── Supplied material ──

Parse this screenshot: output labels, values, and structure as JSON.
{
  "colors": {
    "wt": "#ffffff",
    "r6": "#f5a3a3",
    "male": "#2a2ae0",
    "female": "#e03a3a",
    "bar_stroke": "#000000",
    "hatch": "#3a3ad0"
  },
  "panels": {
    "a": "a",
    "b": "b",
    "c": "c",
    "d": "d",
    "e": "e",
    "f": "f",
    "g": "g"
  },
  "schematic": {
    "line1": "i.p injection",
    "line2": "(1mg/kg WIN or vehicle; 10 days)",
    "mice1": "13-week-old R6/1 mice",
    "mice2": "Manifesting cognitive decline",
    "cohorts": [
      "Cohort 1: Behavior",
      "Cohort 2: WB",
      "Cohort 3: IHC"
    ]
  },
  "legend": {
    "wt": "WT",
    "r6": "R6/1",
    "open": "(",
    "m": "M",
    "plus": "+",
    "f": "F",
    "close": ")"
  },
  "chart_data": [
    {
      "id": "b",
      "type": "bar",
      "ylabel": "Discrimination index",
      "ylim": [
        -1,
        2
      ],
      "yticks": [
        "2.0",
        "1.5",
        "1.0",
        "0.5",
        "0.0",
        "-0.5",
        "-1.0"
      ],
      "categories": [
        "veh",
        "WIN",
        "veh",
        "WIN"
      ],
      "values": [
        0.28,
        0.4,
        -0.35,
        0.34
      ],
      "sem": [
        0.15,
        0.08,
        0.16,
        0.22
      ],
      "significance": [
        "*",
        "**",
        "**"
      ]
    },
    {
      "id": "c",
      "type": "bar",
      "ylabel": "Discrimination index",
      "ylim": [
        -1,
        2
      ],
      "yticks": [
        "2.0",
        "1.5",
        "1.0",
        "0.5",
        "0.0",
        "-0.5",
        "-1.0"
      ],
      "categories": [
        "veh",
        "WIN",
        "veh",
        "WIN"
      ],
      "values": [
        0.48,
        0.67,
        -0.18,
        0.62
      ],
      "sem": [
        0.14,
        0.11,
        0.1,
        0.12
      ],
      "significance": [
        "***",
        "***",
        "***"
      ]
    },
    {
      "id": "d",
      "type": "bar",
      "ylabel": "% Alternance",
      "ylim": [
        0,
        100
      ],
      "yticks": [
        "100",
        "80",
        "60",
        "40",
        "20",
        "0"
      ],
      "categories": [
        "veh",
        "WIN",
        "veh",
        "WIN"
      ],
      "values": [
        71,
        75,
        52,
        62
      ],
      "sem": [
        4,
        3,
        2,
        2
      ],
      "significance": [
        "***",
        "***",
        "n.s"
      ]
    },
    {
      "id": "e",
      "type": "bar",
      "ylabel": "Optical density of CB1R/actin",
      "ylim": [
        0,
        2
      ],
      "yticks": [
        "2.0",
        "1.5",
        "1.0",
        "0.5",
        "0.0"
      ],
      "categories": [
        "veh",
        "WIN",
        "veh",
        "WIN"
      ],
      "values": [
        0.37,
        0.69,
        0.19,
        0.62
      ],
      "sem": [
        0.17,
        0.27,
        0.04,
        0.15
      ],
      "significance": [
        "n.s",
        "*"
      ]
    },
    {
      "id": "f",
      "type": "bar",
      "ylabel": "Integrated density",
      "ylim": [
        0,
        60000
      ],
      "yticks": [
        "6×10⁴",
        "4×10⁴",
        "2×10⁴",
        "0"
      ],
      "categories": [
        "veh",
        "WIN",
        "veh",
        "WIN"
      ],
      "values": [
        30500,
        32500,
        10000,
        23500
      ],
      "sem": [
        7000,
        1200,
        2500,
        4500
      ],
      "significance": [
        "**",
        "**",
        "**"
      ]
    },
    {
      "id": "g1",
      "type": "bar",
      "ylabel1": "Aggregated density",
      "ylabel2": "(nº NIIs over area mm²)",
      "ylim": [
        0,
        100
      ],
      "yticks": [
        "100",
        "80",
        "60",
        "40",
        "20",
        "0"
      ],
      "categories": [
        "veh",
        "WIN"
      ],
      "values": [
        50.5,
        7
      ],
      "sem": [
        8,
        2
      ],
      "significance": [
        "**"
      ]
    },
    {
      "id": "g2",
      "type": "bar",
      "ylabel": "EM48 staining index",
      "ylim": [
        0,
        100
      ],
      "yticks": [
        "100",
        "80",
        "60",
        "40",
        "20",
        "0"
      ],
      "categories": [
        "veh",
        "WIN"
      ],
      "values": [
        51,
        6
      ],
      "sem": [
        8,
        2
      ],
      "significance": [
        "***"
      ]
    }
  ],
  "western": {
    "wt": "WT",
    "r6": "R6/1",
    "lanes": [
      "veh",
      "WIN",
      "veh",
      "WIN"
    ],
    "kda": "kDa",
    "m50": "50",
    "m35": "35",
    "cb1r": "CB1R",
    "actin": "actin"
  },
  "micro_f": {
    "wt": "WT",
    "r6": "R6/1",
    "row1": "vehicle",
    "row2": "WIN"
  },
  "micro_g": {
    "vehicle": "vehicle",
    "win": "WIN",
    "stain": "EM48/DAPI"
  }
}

───

Copy the data above exactly. Every line must be included.

Parse this screenshot: output labels, values, and structure as JSON.
{
  "colors": {
    "wt": "#ffffff",
    "r6": "#f5a3a3",
    "male": "#2a2ae0",
    "female": "#e03a3a",
    "bar_stroke": "#000000",
    "hatch": "#3a3ad0"
  },
  "panels": {
    "a": "a",
    "b": "b",
    "c": "c",
    "d": "d",
    "e": "e",
    "f": "f",
    "g": "g"
  },
  "schematic": {
    "line1": "i.p injection",
    "line2": "(1mg/kg WIN or vehicle; 10 days)",
    "mice1": "13-week-old R6/1 mice",
    "mice2": "Manifesting cognitive decline",
    "cohorts": [
      "Cohort 1: Behavior",
      "Cohort 2: WB",
      "Cohort 3: IHC"
    ]
  },
  "legend": {
    "wt": "WT",
    "r6": "R6/1",
    "open": "(",
    "m": "M",
    "plus": "+",
    "f": "F",
    "close": ")"
  },
  "chart_data": [
    {
      "id": "b",
      "type": "bar",
      "ylabel": "Discrimination index",
      "ylim": [
        -1,
        2
      ],
      "yticks": [
        "2.0",
        "1.5",
        "1.0",
        "0.5",
        "0.0",
        "-0.5",
        "-1.0"
      ],
      "categories": [
        "veh",
        "WIN",
        "veh",
        "WIN"
      ],
      "values": [
        0.28,
        0.4,
        -0.35,
        0.34
      ],
      "sem": [
        0.15,
        0.08,
        0.16,
        0.22
      ],
      "significance": [
        "*",
        "**",
        "**"
      ]
    },
    {
      "id": "c",
      "type": "bar",
      "ylabel": "Discrimination index",
      "ylim": [
        -1,
        2
      ],
      "yticks": [
        "2.0",
        "1.5",
        "1.0",
        "0.5",
        "0.0",
        "-0.5",
        "-1.0"
      ],
      "categories": [
        "veh",
        "WIN",
        "veh",
        "WIN"
      ],
      "values": [
        0.48,
        0.67,
        -0.18,
        0.62
      ],
      "sem": [
        0.14,
        0.11,
        0.1,
        0.12
      ],
      "significance": [
        "***",
        "***",
        "***"
      ]
    },
    {
      "id": "d",
      "type": "bar",
      "ylabel": "% Alternance",
      "ylim": [
        0,
        100
      ],
      "yticks": [
        "100",
        "80",
        "60",
        "40",
        "20",
        "0"
      ],
      "categories": [
        "veh",
        "WIN",
        "veh",
        "WIN"
      ],
      "values": [
        71,
        75,
        52,
        62
      ],
      "sem": [
        4,
        3,
        2,
        2
      ],
      "significance": [
        "***",
        "***",
        "n.s"
      ]
    },
    {
      "id": "e",
      "type": "bar",
      "ylabel": "Optical density of CB1R/actin",
      "ylim": [
        0,
        2
      ],
      "yticks": [
        "2.0",
        "1.5",
        "1.0",
        "0.5",
        "0.0"
      ],
      "categories": [
        "veh",
        "WIN",
        "veh",
        "WIN"
      ],
      "values": [
        0.37,
        0.69,
        0.19,
        0.62
      ],
      "sem": [
        0.17,
        0.27,
        0.04,
        0.15
      ],
      "significance": [
        "n.s",
        "*"
      ]
    },
    {
      "id": "f",
      "type": "bar",
      "ylabel": "Integrated density",
      "ylim": [
        0,
        60000
      ],
      "yticks": [
        "6×10⁴",
        "4×10⁴",
        "2×10⁴",
        "0"
      ],
      "categories": [
        "veh",
        "WIN",
        "veh",
        "WIN"
      ],
      "values": [
        30500,
        32500,
        10000,
        23500
      ],
      "sem": [
        7000,
        1200,
        2500,
        4500
      ],
      "significance": [
        "**",
        "**",
        "**"
      ]
    },
    {
      "id": "g1",
      "type": "bar",
      "ylabel1": "Aggregated density",
      "ylabel2": "(nº NIIs over area mm²)",
      "ylim": [
        0,
        100
      ],
      "yticks": [
        "100",
        "80",
        "60",
        "40",
        "20",
        "0"
      ],
      "categories": [
        "veh",
        "WIN"
      ],
      "values": [
        50.5,
        7
      ],
      "sem": [
        8,
        2
      ],
      "significance": [
        "**"
      ]
    },
    {
      "id": "g2",
      "type": "bar",
      "ylabel": "EM48 staining index",
      "ylim": [
        0,
        100
      ],
      "yticks": [
        "100",
        "80",
        "60",
        "40",
        "20",
        "0"
      ],
      "categories": [
        "veh",
        "WIN"
      ],
      "values": [
        51,
        6
      ],
      "sem": [
        8,
        2
      ],
      "significance": [
        "***"
      ]
    }
  ],
  "western": {
    "wt": "WT",
    "r6": "R6/1",
    "lanes": [
      "veh",
      "WIN",
      "veh",
      "WIN"
    ],
    "kda": "kDa",
    "m50": "50",
    "m35": "35",
    "cb1r": "CB1R",
    "actin": "actin"
  },
  "micro_f": {
    "wt": "WT",
    "r6": "R6/1",
    "row1": "vehicle",
    "row2": "WIN"
  },
  "micro_g": {
    "vehicle": "vehicle",
    "win": "WIN",
    "stain": "EM48/DAPI"
  }
}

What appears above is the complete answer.